_Task details:_
Using the records below, copy out exactly the line that contains "Convert this document image to plain text." and every line that follows it, up to and including the last, and no others.

[Start]

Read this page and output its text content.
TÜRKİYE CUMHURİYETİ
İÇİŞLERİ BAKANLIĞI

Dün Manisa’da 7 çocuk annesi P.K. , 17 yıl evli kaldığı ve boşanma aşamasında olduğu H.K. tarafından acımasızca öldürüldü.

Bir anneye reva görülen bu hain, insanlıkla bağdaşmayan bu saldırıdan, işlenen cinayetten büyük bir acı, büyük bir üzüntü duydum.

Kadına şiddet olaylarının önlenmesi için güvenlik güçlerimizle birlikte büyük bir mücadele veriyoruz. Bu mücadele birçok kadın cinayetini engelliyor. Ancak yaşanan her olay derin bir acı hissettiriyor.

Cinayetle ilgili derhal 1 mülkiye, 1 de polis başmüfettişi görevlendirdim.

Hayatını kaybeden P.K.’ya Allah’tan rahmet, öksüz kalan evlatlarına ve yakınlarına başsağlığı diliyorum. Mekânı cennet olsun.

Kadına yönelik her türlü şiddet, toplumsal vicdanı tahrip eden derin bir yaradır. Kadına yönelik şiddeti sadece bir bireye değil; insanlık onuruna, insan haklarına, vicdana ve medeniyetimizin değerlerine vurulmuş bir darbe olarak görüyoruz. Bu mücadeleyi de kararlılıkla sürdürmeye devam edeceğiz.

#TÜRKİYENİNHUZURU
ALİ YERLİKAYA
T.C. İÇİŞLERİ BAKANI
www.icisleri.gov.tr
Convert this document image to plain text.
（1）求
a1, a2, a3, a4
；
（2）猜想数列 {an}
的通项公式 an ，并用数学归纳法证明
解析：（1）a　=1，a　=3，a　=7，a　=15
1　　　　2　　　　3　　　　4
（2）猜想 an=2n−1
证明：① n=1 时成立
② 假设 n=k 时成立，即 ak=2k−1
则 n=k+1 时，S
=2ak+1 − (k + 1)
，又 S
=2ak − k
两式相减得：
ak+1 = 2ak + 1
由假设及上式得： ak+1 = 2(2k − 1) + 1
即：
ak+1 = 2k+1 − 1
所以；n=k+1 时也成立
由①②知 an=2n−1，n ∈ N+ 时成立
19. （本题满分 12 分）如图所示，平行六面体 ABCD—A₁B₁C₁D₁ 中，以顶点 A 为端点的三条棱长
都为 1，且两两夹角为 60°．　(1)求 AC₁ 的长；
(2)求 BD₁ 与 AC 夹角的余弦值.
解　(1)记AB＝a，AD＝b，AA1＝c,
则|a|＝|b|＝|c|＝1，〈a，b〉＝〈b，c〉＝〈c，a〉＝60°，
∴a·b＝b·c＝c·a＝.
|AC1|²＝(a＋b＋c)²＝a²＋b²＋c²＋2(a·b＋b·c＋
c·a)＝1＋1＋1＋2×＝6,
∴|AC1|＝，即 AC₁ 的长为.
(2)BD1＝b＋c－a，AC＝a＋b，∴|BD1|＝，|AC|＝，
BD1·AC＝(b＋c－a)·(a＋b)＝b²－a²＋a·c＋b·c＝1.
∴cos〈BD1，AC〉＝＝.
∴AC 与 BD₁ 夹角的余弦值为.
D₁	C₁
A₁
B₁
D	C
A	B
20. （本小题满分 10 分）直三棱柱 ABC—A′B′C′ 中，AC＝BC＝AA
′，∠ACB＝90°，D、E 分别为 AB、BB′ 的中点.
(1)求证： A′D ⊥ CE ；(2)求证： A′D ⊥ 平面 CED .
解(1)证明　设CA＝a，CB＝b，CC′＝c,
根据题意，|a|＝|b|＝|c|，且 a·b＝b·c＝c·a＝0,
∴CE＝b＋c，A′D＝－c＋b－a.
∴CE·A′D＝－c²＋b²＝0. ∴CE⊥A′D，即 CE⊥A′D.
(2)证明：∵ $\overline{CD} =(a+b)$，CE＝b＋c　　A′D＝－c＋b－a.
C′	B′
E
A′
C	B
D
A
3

[End]

_Answer:_
Convert this document image to plain text.
（1）求
a1, a2, a3, a4
；
（2）猜想数列 {an}
的通项公式 an ，并用数学归纳法证明
解析：（1）a　=1，a　=3，a　=7，a　=15
1　　　　2　　　　3　　　　4
（2）猜想 an=2n−1
证明：① n=1 时成立
② 假设 n=k 时成立，即 ak=2k−1
则 n=k+1 时，S
=2ak+1 − (k + 1)
，又 S
=2ak − k
两式相减得：
ak+1 = 2ak + 1
由假设及上式得： ak+1 = 2(2k − 1) + 1
即：
ak+1 = 2k+1 − 1
所以；n=k+1 时也成立
由①②知 an=2n−1，n ∈ N+ 时成立
19. （本题满分 12 分）如图所示，平行六面体 ABCD—A₁B₁C₁D₁ 中，以顶点 A 为端点的三条棱长
都为 1，且两两夹角为 60°．　(1)求 AC₁ 的长；
(2)求 BD₁ 与 AC 夹角的余弦值.
解　(1)记AB＝a，AD＝b，AA1＝c,
则|a|＝|b|＝|c|＝1，〈a，b〉＝〈b，c〉＝〈c，a〉＝60°，
∴a·b＝b·c＝c·a＝.
|AC1|²＝(a＋b＋c)²＝a²＋b²＋c²＋2(a·b＋b·c＋
c·a)＝1＋1＋1＋2×＝6,
∴|AC1|＝，即 AC₁ 的长为.
(2)BD1＝b＋c－a，AC＝a＋b，∴|BD1|＝，|AC|＝，
BD1·AC＝(b＋c－a)·(a＋b)＝b²－a²＋a·c＋b·c＝1.
∴cos〈BD1，AC〉＝＝.
∴AC 与 BD₁ 夹角的余弦值为.
D₁	C₁
A₁
B₁
D	C
A	B
20. （本小题满分 10 分）直三棱柱 ABC—A′B′C′ 中，AC＝BC＝AA
′，∠ACB＝90°，D、E 分别为 AB、BB′ 的中点.
(1)求证： A′D ⊥ CE ；(2)求证： A′D ⊥ 平面 CED .
解(1)证明　设CA＝a，CB＝b，CC′＝c,
根据题意，|a|＝|b|＝|c|，且 a·b＝b·c＝c·a＝0,
∴CE＝b＋c，A′D＝－c＋b－a.
∴CE·A′D＝－c²＋b²＝0. ∴CE⊥A′D，即 CE⊥A′D.
(2)证明：∵ $\overline{CD} =(a+b)$，CE＝b＋c　　A′D＝－c＋b－a.
C′	B′
E
A′
C	B
D
A
3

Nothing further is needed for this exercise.